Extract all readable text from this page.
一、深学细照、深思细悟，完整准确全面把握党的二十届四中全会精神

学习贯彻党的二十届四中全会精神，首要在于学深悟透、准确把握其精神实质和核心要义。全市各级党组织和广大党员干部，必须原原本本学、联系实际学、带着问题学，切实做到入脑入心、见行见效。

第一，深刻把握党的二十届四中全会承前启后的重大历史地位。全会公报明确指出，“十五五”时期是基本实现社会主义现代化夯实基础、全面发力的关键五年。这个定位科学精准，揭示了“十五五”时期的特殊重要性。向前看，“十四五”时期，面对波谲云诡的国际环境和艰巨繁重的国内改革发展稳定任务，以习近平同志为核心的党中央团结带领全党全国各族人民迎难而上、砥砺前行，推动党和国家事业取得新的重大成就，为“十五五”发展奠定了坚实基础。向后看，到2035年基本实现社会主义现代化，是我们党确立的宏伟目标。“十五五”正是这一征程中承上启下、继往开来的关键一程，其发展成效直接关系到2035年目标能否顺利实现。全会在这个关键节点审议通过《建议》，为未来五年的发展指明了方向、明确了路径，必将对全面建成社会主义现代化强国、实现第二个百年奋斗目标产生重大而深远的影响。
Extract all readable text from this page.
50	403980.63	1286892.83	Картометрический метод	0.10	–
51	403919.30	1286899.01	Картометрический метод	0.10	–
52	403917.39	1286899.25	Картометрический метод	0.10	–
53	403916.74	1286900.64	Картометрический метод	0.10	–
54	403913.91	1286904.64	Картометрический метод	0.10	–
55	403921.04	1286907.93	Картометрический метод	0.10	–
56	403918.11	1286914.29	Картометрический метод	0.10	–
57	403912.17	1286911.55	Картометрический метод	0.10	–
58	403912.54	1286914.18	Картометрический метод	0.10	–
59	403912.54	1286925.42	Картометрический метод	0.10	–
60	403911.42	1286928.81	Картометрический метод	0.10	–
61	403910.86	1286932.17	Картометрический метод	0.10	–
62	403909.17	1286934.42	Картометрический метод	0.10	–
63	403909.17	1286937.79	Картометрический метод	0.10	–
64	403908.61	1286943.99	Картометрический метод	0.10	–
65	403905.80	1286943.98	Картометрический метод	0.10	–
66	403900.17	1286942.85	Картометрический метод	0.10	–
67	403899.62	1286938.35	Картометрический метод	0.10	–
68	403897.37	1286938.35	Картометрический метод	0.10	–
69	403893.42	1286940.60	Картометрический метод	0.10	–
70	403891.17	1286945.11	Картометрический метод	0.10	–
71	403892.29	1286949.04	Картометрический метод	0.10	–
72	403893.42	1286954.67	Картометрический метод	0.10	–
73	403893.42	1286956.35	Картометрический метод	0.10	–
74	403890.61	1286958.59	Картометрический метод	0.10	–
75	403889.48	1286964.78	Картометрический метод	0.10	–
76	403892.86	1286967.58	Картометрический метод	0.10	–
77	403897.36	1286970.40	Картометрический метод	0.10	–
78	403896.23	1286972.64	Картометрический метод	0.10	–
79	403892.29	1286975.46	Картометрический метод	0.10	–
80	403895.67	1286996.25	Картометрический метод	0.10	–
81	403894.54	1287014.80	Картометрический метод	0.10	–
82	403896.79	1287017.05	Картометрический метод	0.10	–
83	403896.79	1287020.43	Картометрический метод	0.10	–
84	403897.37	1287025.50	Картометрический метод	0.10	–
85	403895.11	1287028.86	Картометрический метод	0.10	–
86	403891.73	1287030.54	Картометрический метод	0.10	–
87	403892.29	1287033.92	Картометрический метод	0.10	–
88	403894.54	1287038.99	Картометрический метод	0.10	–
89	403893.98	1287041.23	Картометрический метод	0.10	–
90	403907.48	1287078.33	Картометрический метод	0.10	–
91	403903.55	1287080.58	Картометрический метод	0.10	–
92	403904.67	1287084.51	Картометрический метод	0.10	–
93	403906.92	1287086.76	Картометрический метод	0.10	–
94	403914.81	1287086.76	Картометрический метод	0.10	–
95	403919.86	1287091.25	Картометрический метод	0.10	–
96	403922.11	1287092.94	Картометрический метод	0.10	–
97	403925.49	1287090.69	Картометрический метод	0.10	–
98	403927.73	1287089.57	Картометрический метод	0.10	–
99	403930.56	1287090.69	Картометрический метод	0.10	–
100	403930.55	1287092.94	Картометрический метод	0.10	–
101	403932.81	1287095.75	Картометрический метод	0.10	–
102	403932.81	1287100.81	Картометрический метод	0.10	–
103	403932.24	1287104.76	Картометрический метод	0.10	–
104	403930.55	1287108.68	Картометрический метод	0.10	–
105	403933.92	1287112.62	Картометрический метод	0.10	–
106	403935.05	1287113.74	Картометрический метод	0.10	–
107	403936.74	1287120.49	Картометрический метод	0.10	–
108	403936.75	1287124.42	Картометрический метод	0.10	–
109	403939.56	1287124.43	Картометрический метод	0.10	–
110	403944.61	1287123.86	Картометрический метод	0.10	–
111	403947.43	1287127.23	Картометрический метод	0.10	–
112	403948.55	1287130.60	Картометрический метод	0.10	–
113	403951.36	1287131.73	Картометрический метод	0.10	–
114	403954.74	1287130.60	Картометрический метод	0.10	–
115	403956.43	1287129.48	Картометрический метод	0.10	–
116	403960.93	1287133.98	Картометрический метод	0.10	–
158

--------------------------------

## EXERCISE REQUIREMENTS
Using the exact wording, write out all of the records.

## EXERCISE SOLUTION
Extract all readable text from this page.
一、深学细照、深思细悟，完整准确全面把握党的二十届四中全会精神

学习贯彻党的二十届四中全会精神，首要在于学深悟透、准确把握其精神实质和核心要义。全市各级党组织和广大党员干部，必须原原本本学、联系实际学、带着问题学，切实做到入脑入心、见行见效。

第一，深刻把握党的二十届四中全会承前启后的重大历史地位。全会公报明确指出，“十五五”时期是基本实现社会主义现代化夯实基础、全面发力的关键五年。这个定位科学精准，揭示了“十五五”时期的特殊重要性。向前看，“十四五”时期，面对波谲云诡的国际环境和艰巨繁重的国内改革发展稳定任务，以习近平同志为核心的党中央团结带领全党全国各族人民迎难而上、砥砺前行，推动党和国家事业取得新的重大成就，为“十五五”发展奠定了坚实基础。向后看，到2035年基本实现社会主义现代化，是我们党确立的宏伟目标。“十五五”正是这一征程中承上启下、继往开来的关键一程，其发展成效直接关系到2035年目标能否顺利实现。全会在这个关键节点审议通过《建议》，为未来五年的发展指明了方向、明确了路径，必将对全面建成社会主义现代化强国、实现第二个百年奋斗目标产生重大而深远的影响。
Extract all readable text from this page.
50	403980.63	1286892.83	Картометрический метод	0.10	–
51	403919.30	1286899.01	Картометрический метод	0.10	–
52	403917.39	1286899.25	Картометрический метод	0.10	–
53	403916.74	1286900.64	Картометрический метод	0.10	–
54	403913.91	1286904.64	Картометрический метод	0.10	–
55	403921.04	1286907.93	Картометрический метод	0.10	–
56	403918.11	1286914.29	Картометрический метод	0.10	–
57	403912.17	1286911.55	Картометрический метод	0.10	–
58	403912.54	1286914.18	Картометрический метод	0.10	–
59	403912.54	1286925.42	Картометрический метод	0.10	–
60	403911.42	1286928.81	Картометрический метод	0.10	–
61	403910.86	1286932.17	Картометрический метод	0.10	–
62	403909.17	1286934.42	Картометрический метод	0.10	–
63	403909.17	1286937.79	Картометрический метод	0.10	–
64	403908.61	1286943.99	Картометрический метод	0.10	–
65	403905.80	1286943.98	Картометрический метод	0.10	–
66	403900.17	1286942.85	Картометрический метод	0.10	–
67	403899.62	1286938.35	Картометрический метод	0.10	–
68	403897.37	1286938.35	Картометрический метод	0.10	–
69	403893.42	1286940.60	Картометрический метод	0.10	–
70	403891.17	1286945.11	Картометрический метод	0.10	–
71	403892.29	1286949.04	Картометрический метод	0.10	–
72	403893.42	1286954.67	Картометрический метод	0.10	–
73	403893.42	1286956.35	Картометрический метод	0.10	–
74	403890.61	1286958.59	Картометрический метод	0.10	–
75	403889.48	1286964.78	Картометрический метод	0.10	–
76	403892.86	1286967.58	Картометрический метод	0.10	–
77	403897.36	1286970.40	Картометрический метод	0.10	–
78	403896.23	1286972.64	Картометрический метод	0.10	–
79	403892.29	1286975.46	Картометрический метод	0.10	–
80	403895.67	1286996.25	Картометрический метод	0.10	–
81	403894.54	1287014.80	Картометрический метод	0.10	–
82	403896.79	1287017.05	Картометрический метод	0.10	–
83	403896.79	1287020.43	Картометрический метод	0.10	–
84	403897.37	1287025.50	Картометрический метод	0.10	–
85	403895.11	1287028.86	Картометрический метод	0.10	–
86	403891.73	1287030.54	Картометрический метод	0.10	–
87	403892.29	1287033.92	Картометрический метод	0.10	–
88	403894.54	1287038.99	Картометрический метод	0.10	–
89	403893.98	1287041.23	Картометрический метод	0.10	–
90	403907.48	1287078.33	Картометрический метод	0.10	–
91	403903.55	1287080.58	Картометрический метод	0.10	–
92	403904.67	1287084.51	Картометрический метод	0.10	–
93	403906.92	1287086.76	Картометрический метод	0.10	–
94	403914.81	1287086.76	Картометрический метод	0.10	–
95	403919.86	1287091.25	Картометрический метод	0.10	–
96	403922.11	1287092.94	Картометрический метод	0.10	–
97	403925.49	1287090.69	Картометрический метод	0.10	–
98	403927.73	1287089.57	Картометрический метод	0.10	–
99	403930.56	1287090.69	Картометрический метод	0.10	–
100	403930.55	1287092.94	Картометрический метод	0.10	–
101	403932.81	1287095.75	Картометрический метод	0.10	–
102	403932.81	1287100.81	Картометрический метод	0.10	–
103	403932.24	1287104.76	Картометрический метод	0.10	–
104	403930.55	1287108.68	Картометрический метод	0.10	–
105	403933.92	1287112.62	Картометрический метод	0.10	–
106	403935.05	1287113.74	Картометрический метод	0.10	–
107	403936.74	1287120.49	Картометрический метод	0.10	–
108	403936.75	1287124.42	Картометрический метод	0.10	–
109	403939.56	1287124.43	Картометрический метод	0.10	–
110	403944.61	1287123.86	Картометрический метод	0.10	–
111	403947.43	1287127.23	Картометрический метод	0.10	–
112	403948.55	1287130.60	Картометрический метод	0.10	–
113	403951.36	1287131.73	Картометрический метод	0.10	–
114	403954.74	1287130.60	Картометрический метод	0.10	–
115	403956.43	1287129.48	Картометрический метод	0.10	–
116	403960.93	1287133.98	Картометрический метод	0.10	–
158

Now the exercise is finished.